* START Record list *

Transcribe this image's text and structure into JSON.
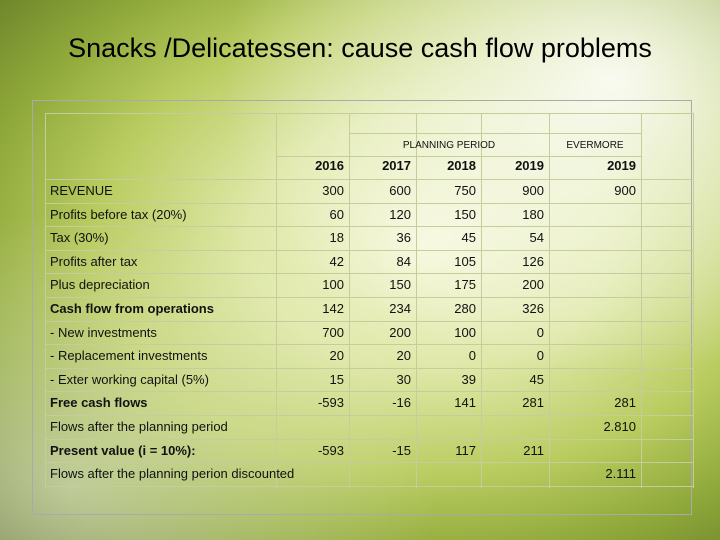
{
  "title": "Snacks /Delicatessen: cause cash flow problems",
  "table": {
    "group_headers": [
      {
        "label": "PLANNING PERIOD",
        "from": 1,
        "to": 3
      },
      {
        "label": "EVERMORE",
        "from": 4,
        "to": 4
      }
    ],
    "years": [
      "2016",
      "2017",
      "2018",
      "2019",
      "2019"
    ],
    "rows": [
      {
        "label": "REVENUE",
        "cells": [
          300,
          600,
          750,
          900,
          900
        ]
      },
      {
        "label": "Profits before tax (20%)",
        "cells": [
          60,
          120,
          150,
          180,
          null
        ]
      },
      {
        "label": "Tax (30%)",
        "cells": [
          18,
          36,
          45,
          54,
          null
        ]
      },
      {
        "label": "Profits after tax",
        "cells": [
          42,
          84,
          105,
          126,
          null
        ]
      },
      {
        "label": "Plus depreciation",
        "cells": [
          100,
          150,
          175,
          200,
          null
        ]
      },
      {
        "label": "Cash flow from operations",
        "bold": true,
        "cells": [
          142,
          234,
          280,
          326,
          null
        ]
      },
      {
        "label": "- New investments",
        "cells": [
          700,
          200,
          100,
          0,
          null
        ]
      },
      {
        "label": "- Replacement investments",
        "cells": [
          20,
          20,
          0,
          0,
          null
        ]
      },
      {
        "label": "- Exter working capital (5%)",
        "cells": [
          15,
          30,
          39,
          45,
          null
        ]
      },
      {
        "label": "Free cash flows",
        "bold": true,
        "cells": [
          -593,
          -16,
          141,
          281,
          281
        ]
      },
      {
        "label": "Flows after the planning period",
        "cells": [
          null,
          null,
          null,
          null,
          "2.810"
        ]
      },
      {
        "label": "Present value (i = 10%):",
        "bold": true,
        "cells": [
          -593,
          -15,
          117,
          211,
          null
        ]
      },
      {
        "label": "Flows after the planning perion discounted",
        "cells": [
          null,
          null,
          null,
          null,
          "2.111"
        ]
      }
    ]
  }
}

* END Record list *

Repeat the preceding records precisely, and leave every picture out of the copy.

## Response below
Transcribe this image's text and structure into JSON.
{
  "title": "Snacks /Delicatessen: cause cash flow problems",
  "table": {
    "group_headers": [
      {
        "label": "PLANNING PERIOD",
        "from": 1,
        "to": 3
      },
      {
        "label": "EVERMORE",
        "from": 4,
        "to": 4
      }
    ],
    "years": [
      "2016",
      "2017",
      "2018",
      "2019",
      "2019"
    ],
    "rows": [
      {
        "label": "REVENUE",
        "cells": [
          300,
          600,
          750,
          900,
          900
        ]
      },
      {
        "label": "Profits before tax (20%)",
        "cells": [
          60,
          120,
          150,
          180,
          null
        ]
      },
      {
        "label": "Tax (30%)",
        "cells": [
          18,
          36,
          45,
          54,
          null
        ]
      },
      {
        "label": "Profits after tax",
        "cells": [
          42,
          84,
          105,
          126,
          null
        ]
      },
      {
        "label": "Plus depreciation",
        "cells": [
          100,
          150,
          175,
          200,
          null
        ]
      },
      {
        "label": "Cash flow from operations",
        "bold": true,
        "cells": [
          142,
          234,
          280,
          326,
          null
        ]
      },
      {
        "label": "- New investments",
        "cells": [
          700,
          200,
          100,
          0,
          null
        ]
      },
      {
        "label": "- Replacement investments",
        "cells": [
          20,
          20,
          0,
          0,
          null
        ]
      },
      {
        "label": "- Exter working capital (5%)",
        "cells": [
          15,
          30,
          39,
          45,
          null
        ]
      },
      {
        "label": "Free cash flows",
        "bold": true,
        "cells": [
          -593,
          -16,
          141,
          281,
          281
        ]
      },
      {
        "label": "Flows after the planning period",
        "cells": [
          null,
          null,
          null,
          null,
          "2.810"
        ]
      },
      {
        "label": "Present value (i = 10%):",
        "bold": true,
        "cells": [
          -593,
          -15,
          117,
          211,
          null
        ]
      },
      {
        "label": "Flows after the planning perion discounted",
        "cells": [
          null,
          null,
          null,
          null,
          "2.111"
        ]
      }
    ]
  }
}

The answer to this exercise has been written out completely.